● **Exercise description**:
Reproduce all the entries exactly.

★ ★ ★

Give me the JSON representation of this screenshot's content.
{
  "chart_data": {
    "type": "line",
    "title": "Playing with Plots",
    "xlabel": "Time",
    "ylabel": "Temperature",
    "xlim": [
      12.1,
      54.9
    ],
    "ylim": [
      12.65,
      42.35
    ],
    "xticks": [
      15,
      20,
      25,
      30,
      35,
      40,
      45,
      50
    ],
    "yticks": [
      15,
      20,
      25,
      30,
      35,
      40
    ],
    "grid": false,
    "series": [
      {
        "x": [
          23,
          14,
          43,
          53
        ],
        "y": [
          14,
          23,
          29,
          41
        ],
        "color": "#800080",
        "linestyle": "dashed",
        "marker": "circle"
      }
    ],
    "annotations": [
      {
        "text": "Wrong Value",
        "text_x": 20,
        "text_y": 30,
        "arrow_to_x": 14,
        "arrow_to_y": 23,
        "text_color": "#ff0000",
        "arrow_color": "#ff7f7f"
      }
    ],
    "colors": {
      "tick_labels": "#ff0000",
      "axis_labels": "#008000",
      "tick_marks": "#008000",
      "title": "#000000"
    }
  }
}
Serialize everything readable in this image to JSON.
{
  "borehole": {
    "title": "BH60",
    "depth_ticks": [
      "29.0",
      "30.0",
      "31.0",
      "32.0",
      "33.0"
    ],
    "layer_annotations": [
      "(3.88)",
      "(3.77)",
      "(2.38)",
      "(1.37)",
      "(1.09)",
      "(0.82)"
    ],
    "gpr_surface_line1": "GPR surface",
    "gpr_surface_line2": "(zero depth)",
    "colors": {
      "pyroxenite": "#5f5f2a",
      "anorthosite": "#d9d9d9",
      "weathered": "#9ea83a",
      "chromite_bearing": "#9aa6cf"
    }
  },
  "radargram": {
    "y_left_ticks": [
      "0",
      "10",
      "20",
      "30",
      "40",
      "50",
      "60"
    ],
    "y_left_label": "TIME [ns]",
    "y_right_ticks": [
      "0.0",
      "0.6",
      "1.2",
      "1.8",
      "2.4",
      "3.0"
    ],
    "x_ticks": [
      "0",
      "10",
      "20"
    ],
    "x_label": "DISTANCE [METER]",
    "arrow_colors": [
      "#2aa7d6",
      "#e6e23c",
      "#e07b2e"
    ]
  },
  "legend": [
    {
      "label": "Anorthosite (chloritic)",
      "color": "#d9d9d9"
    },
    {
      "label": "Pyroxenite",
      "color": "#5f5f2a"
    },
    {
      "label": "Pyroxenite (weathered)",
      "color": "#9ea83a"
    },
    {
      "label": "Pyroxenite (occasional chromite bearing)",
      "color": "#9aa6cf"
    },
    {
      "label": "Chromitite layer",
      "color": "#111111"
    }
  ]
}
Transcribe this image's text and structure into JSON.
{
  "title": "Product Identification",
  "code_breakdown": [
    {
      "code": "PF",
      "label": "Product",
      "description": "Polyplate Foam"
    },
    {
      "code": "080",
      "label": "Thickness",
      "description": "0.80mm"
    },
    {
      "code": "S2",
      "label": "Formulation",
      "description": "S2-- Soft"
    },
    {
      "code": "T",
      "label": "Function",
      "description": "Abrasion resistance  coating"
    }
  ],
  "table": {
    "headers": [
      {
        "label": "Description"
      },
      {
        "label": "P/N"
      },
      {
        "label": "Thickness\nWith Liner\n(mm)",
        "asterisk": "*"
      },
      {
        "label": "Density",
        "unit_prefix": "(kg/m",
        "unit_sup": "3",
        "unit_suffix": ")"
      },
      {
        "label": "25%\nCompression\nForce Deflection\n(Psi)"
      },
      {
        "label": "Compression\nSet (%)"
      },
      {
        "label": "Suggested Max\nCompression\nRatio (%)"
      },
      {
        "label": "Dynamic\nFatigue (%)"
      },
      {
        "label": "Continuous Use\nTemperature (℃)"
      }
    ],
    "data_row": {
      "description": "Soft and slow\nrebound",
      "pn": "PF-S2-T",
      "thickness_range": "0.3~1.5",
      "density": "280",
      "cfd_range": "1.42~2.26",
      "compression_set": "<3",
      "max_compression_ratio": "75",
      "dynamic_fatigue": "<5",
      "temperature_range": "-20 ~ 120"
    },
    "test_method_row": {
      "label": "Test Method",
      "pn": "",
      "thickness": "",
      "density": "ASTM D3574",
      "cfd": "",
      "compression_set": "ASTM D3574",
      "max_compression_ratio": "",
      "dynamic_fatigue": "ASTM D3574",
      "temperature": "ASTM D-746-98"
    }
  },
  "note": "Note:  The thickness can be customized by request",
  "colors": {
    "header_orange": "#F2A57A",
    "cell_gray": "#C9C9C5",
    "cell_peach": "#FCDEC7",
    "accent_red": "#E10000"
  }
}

★ ★ ★

● **Complete output**:
Give me the JSON representation of this screenshot's content.
{
  "chart_data": {
    "type": "line",
    "title": "Playing with Plots",
    "xlabel": "Time",
    "ylabel": "Temperature",
    "xlim": [
      12.1,
      54.9
    ],
    "ylim": [
      12.65,
      42.35
    ],
    "xticks": [
      15,
      20,
      25,
      30,
      35,
      40,
      45,
      50
    ],
    "yticks": [
      15,
      20,
      25,
      30,
      35,
      40
    ],
    "grid": false,
    "series": [
      {
        "x": [
          23,
          14,
          43,
          53
        ],
        "y": [
          14,
          23,
          29,
          41
        ],
        "color": "#800080",
        "linestyle": "dashed",
        "marker": "circle"
      }
    ],
    "annotations": [
      {
        "text": "Wrong Value",
        "text_x": 20,
        "text_y": 30,
        "arrow_to_x": 14,
        "arrow_to_y": 23,
        "text_color": "#ff0000",
        "arrow_color": "#ff7f7f"
      }
    ],
    "colors": {
      "tick_labels": "#ff0000",
      "axis_labels": "#008000",
      "tick_marks": "#008000",
      "title": "#000000"
    }
  }
}
Serialize everything readable in this image to JSON.
{
  "borehole": {
    "title": "BH60",
    "depth_ticks": [
      "29.0",
      "30.0",
      "31.0",
      "32.0",
      "33.0"
    ],
    "layer_annotations": [
      "(3.88)",
      "(3.77)",
      "(2.38)",
      "(1.37)",
      "(1.09)",
      "(0.82)"
    ],
    "gpr_surface_line1": "GPR surface",
    "gpr_surface_line2": "(zero depth)",
    "colors": {
      "pyroxenite": "#5f5f2a",
      "anorthosite": "#d9d9d9",
      "weathered": "#9ea83a",
      "chromite_bearing": "#9aa6cf"
    }
  },
  "radargram": {
    "y_left_ticks": [
      "0",
      "10",
      "20",
      "30",
      "40",
      "50",
      "60"
    ],
    "y_left_label": "TIME [ns]",
    "y_right_ticks": [
      "0.0",
      "0.6",
      "1.2",
      "1.8",
      "2.4",
      "3.0"
    ],
    "x_ticks": [
      "0",
      "10",
      "20"
    ],
    "x_label": "DISTANCE [METER]",
    "arrow_colors": [
      "#2aa7d6",
      "#e6e23c",
      "#e07b2e"
    ]
  },
  "legend": [
    {
      "label": "Anorthosite (chloritic)",
      "color": "#d9d9d9"
    },
    {
      "label": "Pyroxenite",
      "color": "#5f5f2a"
    },
    {
      "label": "Pyroxenite (weathered)",
      "color": "#9ea83a"
    },
    {
      "label": "Pyroxenite (occasional chromite bearing)",
      "color": "#9aa6cf"
    },
    {
      "label": "Chromitite layer",
      "color": "#111111"
    }
  ]
}
Transcribe this image's text and structure into JSON.
{
  "title": "Product Identification",
  "code_breakdown": [
    {
      "code": "PF",
      "label": "Product",
      "description": "Polyplate Foam"
    },
    {
      "code": "080",
      "label": "Thickness",
      "description": "0.80mm"
    },
    {
      "code": "S2",
      "label": "Formulation",
      "description": "S2-- Soft"
    },
    {
      "code": "T",
      "label": "Function",
      "description": "Abrasion resistance  coating"
    }
  ],
  "table": {
    "headers": [
      {
        "label": "Description"
      },
      {
        "label": "P/N"
      },
      {
        "label": "Thickness\nWith Liner\n(mm)",
        "asterisk": "*"
      },
      {
        "label": "Density",
        "unit_prefix": "(kg/m",
        "unit_sup": "3",
        "unit_suffix": ")"
      },
      {
        "label": "25%\nCompression\nForce Deflection\n(Psi)"
      },
      {
        "label": "Compression\nSet (%)"
      },
      {
        "label": "Suggested Max\nCompression\nRatio (%)"
      },
      {
        "label": "Dynamic\nFatigue (%)"
      },
      {
        "label": "Continuous Use\nTemperature (℃)"
      }
    ],
    "data_row": {
      "description": "Soft and slow\nrebound",
      "pn": "PF-S2-T",
      "thickness_range": "0.3~1.5",
      "density": "280",
      "cfd_range": "1.42~2.26",
      "compression_set": "<3",
      "max_compression_ratio": "75",
      "dynamic_fatigue": "<5",
      "temperature_range": "-20 ~ 120"
    },
    "test_method_row": {
      "label": "Test Method",
      "pn": "",
      "thickness": "",
      "density": "ASTM D3574",
      "cfd": "",
      "compression_set": "ASTM D3574",
      "max_compression_ratio": "",
      "dynamic_fatigue": "ASTM D3574",
      "temperature": "ASTM D-746-98"
    }
  },
  "note": "Note:  The thickness can be customized by request",
  "colors": {
    "header_orange": "#F2A57A",
    "cell_gray": "#C9C9C5",
    "cell_peach": "#FCDEC7",
    "accent_red": "#E10000"
  }
}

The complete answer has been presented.